▶ [Set task]: Reproduce all the entries exactly.
## Begin Recorded data
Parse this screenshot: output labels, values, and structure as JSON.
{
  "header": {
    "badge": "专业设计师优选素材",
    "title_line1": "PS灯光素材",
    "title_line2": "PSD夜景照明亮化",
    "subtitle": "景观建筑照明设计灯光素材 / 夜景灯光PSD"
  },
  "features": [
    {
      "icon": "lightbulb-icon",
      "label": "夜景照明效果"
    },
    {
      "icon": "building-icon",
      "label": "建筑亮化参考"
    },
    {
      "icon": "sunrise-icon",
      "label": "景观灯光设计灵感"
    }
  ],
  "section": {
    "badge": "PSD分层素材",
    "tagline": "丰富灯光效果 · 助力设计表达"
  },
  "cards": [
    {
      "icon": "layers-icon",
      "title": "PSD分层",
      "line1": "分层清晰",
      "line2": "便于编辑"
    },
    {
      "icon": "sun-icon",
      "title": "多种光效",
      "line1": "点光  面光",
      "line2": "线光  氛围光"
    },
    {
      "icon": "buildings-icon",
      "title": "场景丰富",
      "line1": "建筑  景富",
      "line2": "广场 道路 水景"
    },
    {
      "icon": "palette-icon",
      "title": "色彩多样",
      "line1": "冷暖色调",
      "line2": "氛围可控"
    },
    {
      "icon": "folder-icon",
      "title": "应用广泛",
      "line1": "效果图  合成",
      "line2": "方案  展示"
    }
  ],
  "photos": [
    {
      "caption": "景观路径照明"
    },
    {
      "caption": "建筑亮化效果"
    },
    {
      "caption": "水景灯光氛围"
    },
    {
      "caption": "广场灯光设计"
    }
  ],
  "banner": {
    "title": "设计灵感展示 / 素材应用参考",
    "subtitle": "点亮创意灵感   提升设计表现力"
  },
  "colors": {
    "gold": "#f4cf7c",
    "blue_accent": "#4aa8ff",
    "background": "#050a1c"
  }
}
## End Recorded data
▶ [Result of this exercise]:
Parse this screenshot: output labels, values, and structure as JSON.
{
  "header": {
    "badge": "专业设计师优选素材",
    "title_line1": "PS灯光素材",
    "title_line2": "PSD夜景照明亮化",
    "subtitle": "景观建筑照明设计灯光素材 / 夜景灯光PSD"
  },
  "features": [
    {
      "icon": "lightbulb-icon",
      "label": "夜景照明效果"
    },
    {
      "icon": "building-icon",
      "label": "建筑亮化参考"
    },
    {
      "icon": "sunrise-icon",
      "label": "景观灯光设计灵感"
    }
  ],
  "section": {
    "badge": "PSD分层素材",
    "tagline": "丰富灯光效果 · 助力设计表达"
  },
  "cards": [
    {
      "icon": "layers-icon",
      "title": "PSD分层",
      "line1": "分层清晰",
      "line2": "便于编辑"
    },
    {
      "icon": "sun-icon",
      "title": "多种光效",
      "line1": "点光  面光",
      "line2": "线光  氛围光"
    },
    {
      "icon": "buildings-icon",
      "title": "场景丰富",
      "line1": "建筑  景富",
      "line2": "广场 道路 水景"
    },
    {
      "icon": "palette-icon",
      "title": "色彩多样",
      "line1": "冷暖色调",
      "line2": "氛围可控"
    },
    {
      "icon": "folder-icon",
      "title": "应用广泛",
      "line1": "效果图  合成",
      "line2": "方案  展示"
    }
  ],
  "photos": [
    {
      "caption": "景观路径照明"
    },
    {
      "caption": "建筑亮化效果"
    },
    {
      "caption": "水景灯光氛围"
    },
    {
      "caption": "广场灯光设计"
    }
  ],
  "banner": {
    "title": "设计灵感展示 / 素材应用参考",
    "subtitle": "点亮创意灵感   提升设计表现力"
  },
  "colors": {
    "gold": "#f4cf7c",
    "blue_accent": "#4aa8ff",
    "background": "#050a1c"
  }
}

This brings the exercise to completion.